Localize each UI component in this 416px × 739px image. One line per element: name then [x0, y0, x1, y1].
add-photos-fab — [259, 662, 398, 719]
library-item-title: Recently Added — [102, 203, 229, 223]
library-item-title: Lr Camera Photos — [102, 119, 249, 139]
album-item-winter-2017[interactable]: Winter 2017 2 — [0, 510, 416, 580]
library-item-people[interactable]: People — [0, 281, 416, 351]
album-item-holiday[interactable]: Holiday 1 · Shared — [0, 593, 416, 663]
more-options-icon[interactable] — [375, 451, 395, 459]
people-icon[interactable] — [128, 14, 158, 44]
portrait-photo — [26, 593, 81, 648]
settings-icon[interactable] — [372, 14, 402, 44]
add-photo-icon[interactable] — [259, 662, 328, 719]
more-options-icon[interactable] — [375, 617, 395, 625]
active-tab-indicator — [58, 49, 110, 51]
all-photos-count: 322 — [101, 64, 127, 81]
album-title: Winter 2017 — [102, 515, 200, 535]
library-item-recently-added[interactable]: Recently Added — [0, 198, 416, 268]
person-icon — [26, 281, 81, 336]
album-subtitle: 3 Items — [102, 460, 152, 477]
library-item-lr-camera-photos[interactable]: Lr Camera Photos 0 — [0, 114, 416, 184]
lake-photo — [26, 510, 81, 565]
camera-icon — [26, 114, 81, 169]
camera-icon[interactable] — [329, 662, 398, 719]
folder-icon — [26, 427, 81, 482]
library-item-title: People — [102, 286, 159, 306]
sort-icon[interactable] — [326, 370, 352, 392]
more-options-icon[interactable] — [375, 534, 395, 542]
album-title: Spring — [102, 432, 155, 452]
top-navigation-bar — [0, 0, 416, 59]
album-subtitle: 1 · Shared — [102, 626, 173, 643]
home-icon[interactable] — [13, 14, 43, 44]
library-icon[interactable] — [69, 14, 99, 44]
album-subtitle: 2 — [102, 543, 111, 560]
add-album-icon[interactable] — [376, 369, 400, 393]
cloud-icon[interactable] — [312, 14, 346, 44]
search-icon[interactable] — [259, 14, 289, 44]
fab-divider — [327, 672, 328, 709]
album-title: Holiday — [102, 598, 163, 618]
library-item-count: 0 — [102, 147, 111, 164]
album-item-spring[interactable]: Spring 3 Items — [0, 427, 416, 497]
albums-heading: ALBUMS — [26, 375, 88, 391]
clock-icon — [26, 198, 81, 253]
□ □ □ □
_BRIEF_. Change "Recently Added" to "Last Imported" in the lines running from the first line through the line containing "more-options-icon[interactable] — [375, 617, 395, 625]", leaving everything else unchanged, and give only those lines.

_RESPONSE BELOW_.
Localize each UI component in this 416px × 739px image. One line per element: name then [x0, y0, x1, y1].
add-photos-fab — [259, 662, 398, 719]
library-item-title: Last Imported — [102, 203, 229, 223]
library-item-title: Lr Camera Photos — [102, 119, 249, 139]
album-item-winter-2017[interactable]: Winter 2017 2 — [0, 510, 416, 580]
library-item-people[interactable]: People — [0, 281, 416, 351]
album-item-holiday[interactable]: Holiday 1 · Shared — [0, 593, 416, 663]
more-options-icon[interactable] — [375, 451, 395, 459]
people-icon[interactable] — [128, 14, 158, 44]
portrait-photo — [26, 593, 81, 648]
settings-icon[interactable] — [372, 14, 402, 44]
add-photo-icon[interactable] — [259, 662, 328, 719]
more-options-icon[interactable] — [375, 617, 395, 625]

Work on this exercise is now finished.